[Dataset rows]
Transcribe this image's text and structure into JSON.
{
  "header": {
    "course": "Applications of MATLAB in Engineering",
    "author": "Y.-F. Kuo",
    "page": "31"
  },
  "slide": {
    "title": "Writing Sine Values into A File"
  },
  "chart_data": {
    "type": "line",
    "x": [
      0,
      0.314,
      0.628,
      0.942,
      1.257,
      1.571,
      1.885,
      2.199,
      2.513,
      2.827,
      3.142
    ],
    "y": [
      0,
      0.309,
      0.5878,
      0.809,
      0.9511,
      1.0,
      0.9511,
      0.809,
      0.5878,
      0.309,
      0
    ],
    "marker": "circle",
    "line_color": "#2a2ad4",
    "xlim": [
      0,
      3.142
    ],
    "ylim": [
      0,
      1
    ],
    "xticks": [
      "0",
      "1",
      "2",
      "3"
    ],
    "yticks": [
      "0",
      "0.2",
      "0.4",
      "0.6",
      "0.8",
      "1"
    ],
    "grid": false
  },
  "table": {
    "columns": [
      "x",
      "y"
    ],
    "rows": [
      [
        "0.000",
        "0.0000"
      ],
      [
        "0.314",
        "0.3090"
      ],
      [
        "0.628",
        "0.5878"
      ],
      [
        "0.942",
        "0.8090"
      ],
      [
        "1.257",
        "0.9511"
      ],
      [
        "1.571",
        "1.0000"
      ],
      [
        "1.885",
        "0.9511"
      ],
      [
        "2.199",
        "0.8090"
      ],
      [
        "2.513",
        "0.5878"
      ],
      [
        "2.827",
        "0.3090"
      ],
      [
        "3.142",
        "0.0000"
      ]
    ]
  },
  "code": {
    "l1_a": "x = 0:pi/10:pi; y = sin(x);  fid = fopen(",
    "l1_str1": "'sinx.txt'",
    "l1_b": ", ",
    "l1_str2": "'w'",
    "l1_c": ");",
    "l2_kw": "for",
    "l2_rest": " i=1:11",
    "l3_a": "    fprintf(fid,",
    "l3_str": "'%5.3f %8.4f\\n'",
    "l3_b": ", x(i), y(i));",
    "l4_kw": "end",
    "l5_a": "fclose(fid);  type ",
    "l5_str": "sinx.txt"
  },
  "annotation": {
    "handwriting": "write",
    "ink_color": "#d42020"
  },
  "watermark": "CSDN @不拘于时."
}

Goal: Would you copy out each line exactly as written?

Output for this task:
Transcribe this image's text and structure into JSON.
{
  "header": {
    "course": "Applications of MATLAB in Engineering",
    "author": "Y.-F. Kuo",
    "page": "31"
  },
  "slide": {
    "title": "Writing Sine Values into A File"
  },
  "chart_data": {
    "type": "line",
    "x": [
      0,
      0.314,
      0.628,
      0.942,
      1.257,
      1.571,
      1.885,
      2.199,
      2.513,
      2.827,
      3.142
    ],
    "y": [
      0,
      0.309,
      0.5878,
      0.809,
      0.9511,
      1.0,
      0.9511,
      0.809,
      0.5878,
      0.309,
      0
    ],
    "marker": "circle",
    "line_color": "#2a2ad4",
    "xlim": [
      0,
      3.142
    ],
    "ylim": [
      0,
      1
    ],
    "xticks": [
      "0",
      "1",
      "2",
      "3"
    ],
    "yticks": [
      "0",
      "0.2",
      "0.4",
      "0.6",
      "0.8",
      "1"
    ],
    "grid": false
  },
  "table": {
    "columns": [
      "x",
      "y"
    ],
    "rows": [
      [
        "0.000",
        "0.0000"
      ],
      [
        "0.314",
        "0.3090"
      ],
      [
        "0.628",
        "0.5878"
      ],
      [
        "0.942",
        "0.8090"
      ],
      [
        "1.257",
        "0.9511"
      ],
      [
        "1.571",
        "1.0000"
      ],
      [
        "1.885",
        "0.9511"
      ],
      [
        "2.199",
        "0.8090"
      ],
      [
        "2.513",
        "0.5878"
      ],
      [
        "2.827",
        "0.3090"
      ],
      [
        "3.142",
        "0.0000"
      ]
    ]
  },
  "code": {
    "l1_a": "x = 0:pi/10:pi; y = sin(x);  fid = fopen(",
    "l1_str1": "'sinx.txt'",
    "l1_b": ", ",
    "l1_str2": "'w'",
    "l1_c": ");",
    "l2_kw": "for",
    "l2_rest": " i=1:11",
    "l3_a": "    fprintf(fid,",
    "l3_str": "'%5.3f %8.4f\\n'",
    "l3_b": ", x(i), y(i));",
    "l4_kw": "end",
    "l5_a": "fclose(fid);  type ",
    "l5_str": "sinx.txt"
  },
  "annotation": {
    "handwriting": "write",
    "ink_color": "#d42020"
  },
  "watermark": "CSDN @不拘于时."
}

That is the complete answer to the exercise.